Exercise goal: Show, in full, each line of the data that contains "calidad".

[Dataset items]
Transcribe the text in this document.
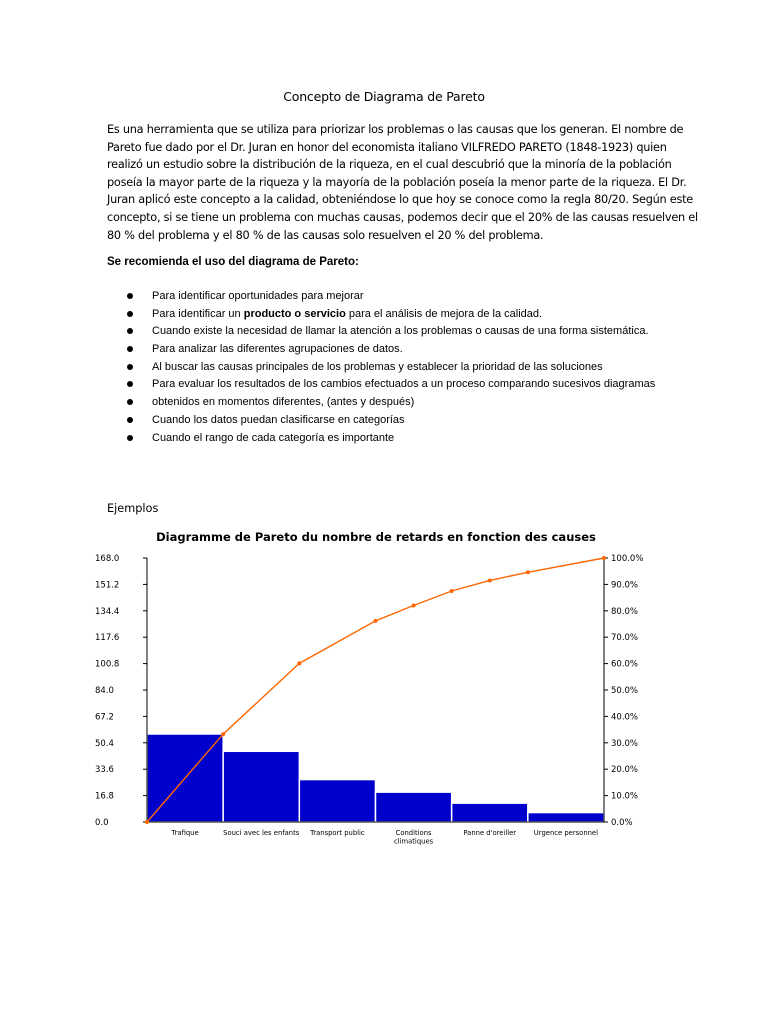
Concepto de Diagrama de Pareto
Es una herramienta que se utiliza para priorizar los problemas o las causas que los generan. El nombre de
Pareto fue dado por el Dr. Juran en honor del economista italiano VILFREDO PARETO (1848-1923) quien
realizó un estudio sobre la distribución de la riqueza, en el cual descubrió que la minoría de la población
poseía la mayor parte de la riqueza y la mayoría de la población poseía la menor parte de la riqueza. El Dr.
Juran aplicó este concepto a la calidad, obteniéndose lo que hoy se conoce como la regla 80/20. Según este
concepto, si se tiene un problema con muchas causas, podemos decir que el 20% de las causas resuelven el
80 % del problema y el 80 % de las causas solo resuelven el 20 % del problema.
Se recomienda el uso del diagrama de Pareto:
Para identificar oportunidades para mejorar
Para identificar un producto o servicio para el análisis de mejora de la calidad.
Cuando existe la necesidad de llamar la atención a los problemas o causas de una forma sistemática.
Para analizar las diferentes agrupaciones de datos.
Al buscar las causas principales de los problemas y establecer la prioridad de las soluciones
Para evaluar los resultados de los cambios efectuados a un proceso comparando sucesivos diagramas
obtenidos en momentos diferentes, (antes y después)
Cuando los datos puedan clasificarse en categorías
Cuando el rango de cada categoría es importante
Ejemplos
Diagramme de Pareto du nombre de retards en fonction des causes
0.0
16.8
33.6
50.4
67.2
84.0
100.8
117.6
134.4
151.2
168.0
0.0%
10.0%
20.0%
30.0%
40.0%
50.0%
60.0%
70.0%
80.0%
90.0%
100.0%
Trafique	Souci avec les enfants Transport public	Conditions
climatiques
Panne d'oreiller	Urgence personnel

Task solution:
Juran aplicó este concepto a la calidad, obteniéndose lo que hoy se conoce como la regla 80/20. Según este
Para identificar un producto o servicio para el análisis de mejora de la calidad.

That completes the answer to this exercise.